> Goal:
The data below is to be returned in full and exactly.

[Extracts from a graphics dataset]
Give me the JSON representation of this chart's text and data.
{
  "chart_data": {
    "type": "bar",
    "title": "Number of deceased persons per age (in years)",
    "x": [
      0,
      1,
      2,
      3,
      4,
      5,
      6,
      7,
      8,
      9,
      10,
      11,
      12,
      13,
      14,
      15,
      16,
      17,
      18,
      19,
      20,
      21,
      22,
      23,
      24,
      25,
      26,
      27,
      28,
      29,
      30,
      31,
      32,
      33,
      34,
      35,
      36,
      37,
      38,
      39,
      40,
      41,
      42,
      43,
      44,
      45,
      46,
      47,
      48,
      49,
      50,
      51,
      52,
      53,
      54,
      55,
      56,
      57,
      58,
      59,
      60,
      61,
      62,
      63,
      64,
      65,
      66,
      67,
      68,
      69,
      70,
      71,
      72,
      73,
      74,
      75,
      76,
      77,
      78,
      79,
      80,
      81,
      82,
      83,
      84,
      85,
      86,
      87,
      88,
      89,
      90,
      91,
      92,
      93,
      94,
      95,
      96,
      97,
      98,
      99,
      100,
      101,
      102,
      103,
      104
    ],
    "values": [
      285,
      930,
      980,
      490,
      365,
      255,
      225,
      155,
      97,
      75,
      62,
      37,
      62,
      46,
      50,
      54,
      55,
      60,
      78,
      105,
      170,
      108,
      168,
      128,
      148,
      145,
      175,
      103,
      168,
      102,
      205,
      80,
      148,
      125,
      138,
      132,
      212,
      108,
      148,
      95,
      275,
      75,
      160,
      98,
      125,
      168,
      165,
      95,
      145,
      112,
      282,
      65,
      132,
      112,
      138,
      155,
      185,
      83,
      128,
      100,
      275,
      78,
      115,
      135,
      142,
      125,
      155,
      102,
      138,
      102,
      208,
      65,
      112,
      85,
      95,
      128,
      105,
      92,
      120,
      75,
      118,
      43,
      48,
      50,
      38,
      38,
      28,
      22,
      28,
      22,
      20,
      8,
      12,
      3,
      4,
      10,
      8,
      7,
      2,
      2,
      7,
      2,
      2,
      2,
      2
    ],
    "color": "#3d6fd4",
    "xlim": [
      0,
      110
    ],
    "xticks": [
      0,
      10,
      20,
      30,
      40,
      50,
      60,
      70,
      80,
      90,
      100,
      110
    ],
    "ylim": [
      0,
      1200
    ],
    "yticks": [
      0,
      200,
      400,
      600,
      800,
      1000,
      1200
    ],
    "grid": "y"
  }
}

> Complete answer:
Give me the JSON representation of this chart's text and data.
{
  "chart_data": {
    "type": "bar",
    "title": "Number of deceased persons per age (in years)",
    "x": [
      0,
      1,
      2,
      3,
      4,
      5,
      6,
      7,
      8,
      9,
      10,
      11,
      12,
      13,
      14,
      15,
      16,
      17,
      18,
      19,
      20,
      21,
      22,
      23,
      24,
      25,
      26,
      27,
      28,
      29,
      30,
      31,
      32,
      33,
      34,
      35,
      36,
      37,
      38,
      39,
      40,
      41,
      42,
      43,
      44,
      45,
      46,
      47,
      48,
      49,
      50,
      51,
      52,
      53,
      54,
      55,
      56,
      57,
      58,
      59,
      60,
      61,
      62,
      63,
      64,
      65,
      66,
      67,
      68,
      69,
      70,
      71,
      72,
      73,
      74,
      75,
      76,
      77,
      78,
      79,
      80,
      81,
      82,
      83,
      84,
      85,
      86,
      87,
      88,
      89,
      90,
      91,
      92,
      93,
      94,
      95,
      96,
      97,
      98,
      99,
      100,
      101,
      102,
      103,
      104
    ],
    "values": [
      285,
      930,
      980,
      490,
      365,
      255,
      225,
      155,
      97,
      75,
      62,
      37,
      62,
      46,
      50,
      54,
      55,
      60,
      78,
      105,
      170,
      108,
      168,
      128,
      148,
      145,
      175,
      103,
      168,
      102,
      205,
      80,
      148,
      125,
      138,
      132,
      212,
      108,
      148,
      95,
      275,
      75,
      160,
      98,
      125,
      168,
      165,
      95,
      145,
      112,
      282,
      65,
      132,
      112,
      138,
      155,
      185,
      83,
      128,
      100,
      275,
      78,
      115,
      135,
      142,
      125,
      155,
      102,
      138,
      102,
      208,
      65,
      112,
      85,
      95,
      128,
      105,
      92,
      120,
      75,
      118,
      43,
      48,
      50,
      38,
      38,
      28,
      22,
      28,
      22,
      20,
      8,
      12,
      3,
      4,
      10,
      8,
      7,
      2,
      2,
      7,
      2,
      2,
      2,
      2
    ],
    "color": "#3d6fd4",
    "xlim": [
      0,
      110
    ],
    "xticks": [
      0,
      10,
      20,
      30,
      40,
      50,
      60,
      70,
      80,
      90,
      100,
      110
    ],
    "ylim": [
      0,
      1200
    ],
    "yticks": [
      0,
      200,
      400,
      600,
      800,
      1000,
      1200
    ],
    "grid": "y"
  }
}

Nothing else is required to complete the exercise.